#### RAW RECORDS
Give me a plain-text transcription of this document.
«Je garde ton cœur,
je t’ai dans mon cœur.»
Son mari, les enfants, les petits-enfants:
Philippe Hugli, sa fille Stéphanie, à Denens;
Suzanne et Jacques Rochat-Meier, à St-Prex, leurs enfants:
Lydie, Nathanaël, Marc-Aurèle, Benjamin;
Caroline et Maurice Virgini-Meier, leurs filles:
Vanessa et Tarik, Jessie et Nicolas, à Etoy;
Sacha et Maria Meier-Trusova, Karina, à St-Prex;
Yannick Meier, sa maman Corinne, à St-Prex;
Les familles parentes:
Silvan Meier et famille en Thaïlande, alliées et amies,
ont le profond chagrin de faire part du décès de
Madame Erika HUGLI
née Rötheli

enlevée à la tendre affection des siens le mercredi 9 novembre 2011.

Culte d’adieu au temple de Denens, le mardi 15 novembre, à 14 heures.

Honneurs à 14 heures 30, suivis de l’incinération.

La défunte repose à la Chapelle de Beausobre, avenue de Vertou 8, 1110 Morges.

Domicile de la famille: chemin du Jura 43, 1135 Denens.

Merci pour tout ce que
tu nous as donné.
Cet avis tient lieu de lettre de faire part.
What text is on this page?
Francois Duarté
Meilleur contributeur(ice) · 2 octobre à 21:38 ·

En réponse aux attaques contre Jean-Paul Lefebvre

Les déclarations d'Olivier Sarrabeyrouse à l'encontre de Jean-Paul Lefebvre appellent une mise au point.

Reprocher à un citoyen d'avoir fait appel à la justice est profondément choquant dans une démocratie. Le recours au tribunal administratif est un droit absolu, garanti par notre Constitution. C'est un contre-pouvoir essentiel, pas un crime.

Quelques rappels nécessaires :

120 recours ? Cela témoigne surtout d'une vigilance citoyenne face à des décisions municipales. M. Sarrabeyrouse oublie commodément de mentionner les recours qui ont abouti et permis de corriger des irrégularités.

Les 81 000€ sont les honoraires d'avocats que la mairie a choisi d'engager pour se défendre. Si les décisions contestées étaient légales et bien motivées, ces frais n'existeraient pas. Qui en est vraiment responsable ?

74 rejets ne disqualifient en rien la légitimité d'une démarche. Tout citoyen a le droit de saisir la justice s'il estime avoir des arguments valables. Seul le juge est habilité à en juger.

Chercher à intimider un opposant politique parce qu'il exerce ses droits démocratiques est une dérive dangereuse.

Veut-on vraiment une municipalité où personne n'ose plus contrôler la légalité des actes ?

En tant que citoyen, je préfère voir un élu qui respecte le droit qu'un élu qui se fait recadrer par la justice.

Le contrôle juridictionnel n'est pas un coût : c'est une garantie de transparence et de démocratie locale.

#### WRITTEN EXERCISE
Quote the listing in full, please, keeping every line exact.

#### FINISHED TASK
Give me a plain-text transcription of this document.
«Je garde ton cœur,
je t’ai dans mon cœur.»
Son mari, les enfants, les petits-enfants:
Philippe Hugli, sa fille Stéphanie, à Denens;
Suzanne et Jacques Rochat-Meier, à St-Prex, leurs enfants:
Lydie, Nathanaël, Marc-Aurèle, Benjamin;
Caroline et Maurice Virgini-Meier, leurs filles:
Vanessa et Tarik, Jessie et Nicolas, à Etoy;
Sacha et Maria Meier-Trusova, Karina, à St-Prex;
Yannick Meier, sa maman Corinne, à St-Prex;
Les familles parentes:
Silvan Meier et famille en Thaïlande, alliées et amies,
ont le profond chagrin de faire part du décès de
Madame Erika HUGLI
née Rötheli

enlevée à la tendre affection des siens le mercredi 9 novembre 2011.

Culte d’adieu au temple de Denens, le mardi 15 novembre, à 14 heures.

Honneurs à 14 heures 30, suivis de l’incinération.

La défunte repose à la Chapelle de Beausobre, avenue de Vertou 8, 1110 Morges.

Domicile de la famille: chemin du Jura 43, 1135 Denens.

Merci pour tout ce que
tu nous as donné.
Cet avis tient lieu de lettre de faire part.
What text is on this page?
Francois Duarté
Meilleur contributeur(ice) · 2 octobre à 21:38 ·

En réponse aux attaques contre Jean-Paul Lefebvre

Les déclarations d'Olivier Sarrabeyrouse à l'encontre de Jean-Paul Lefebvre appellent une mise au point.

Reprocher à un citoyen d'avoir fait appel à la justice est profondément choquant dans une démocratie. Le recours au tribunal administratif est un droit absolu, garanti par notre Constitution. C'est un contre-pouvoir essentiel, pas un crime.

Quelques rappels nécessaires :

120 recours ? Cela témoigne surtout d'une vigilance citoyenne face à des décisions municipales. M. Sarrabeyrouse oublie commodément de mentionner les recours qui ont abouti et permis de corriger des irrégularités.

Les 81 000€ sont les honoraires d'avocats que la mairie a choisi d'engager pour se défendre. Si les décisions contestées étaient légales et bien motivées, ces frais n'existeraient pas. Qui en est vraiment responsable ?

74 rejets ne disqualifient en rien la légitimité d'une démarche. Tout citoyen a le droit de saisir la justice s'il estime avoir des arguments valables. Seul le juge est habilité à en juger.

Chercher à intimider un opposant politique parce qu'il exerce ses droits démocratiques est une dérive dangereuse.

Veut-on vraiment une municipalité où personne n'ose plus contrôler la légalité des actes ?

En tant que citoyen, je préfère voir un élu qui respecte le droit qu'un élu qui se fait recadrer par la justice.

Le contrôle juridictionnel n'est pas un coût : c'est une garantie de transparence et de démocratie locale.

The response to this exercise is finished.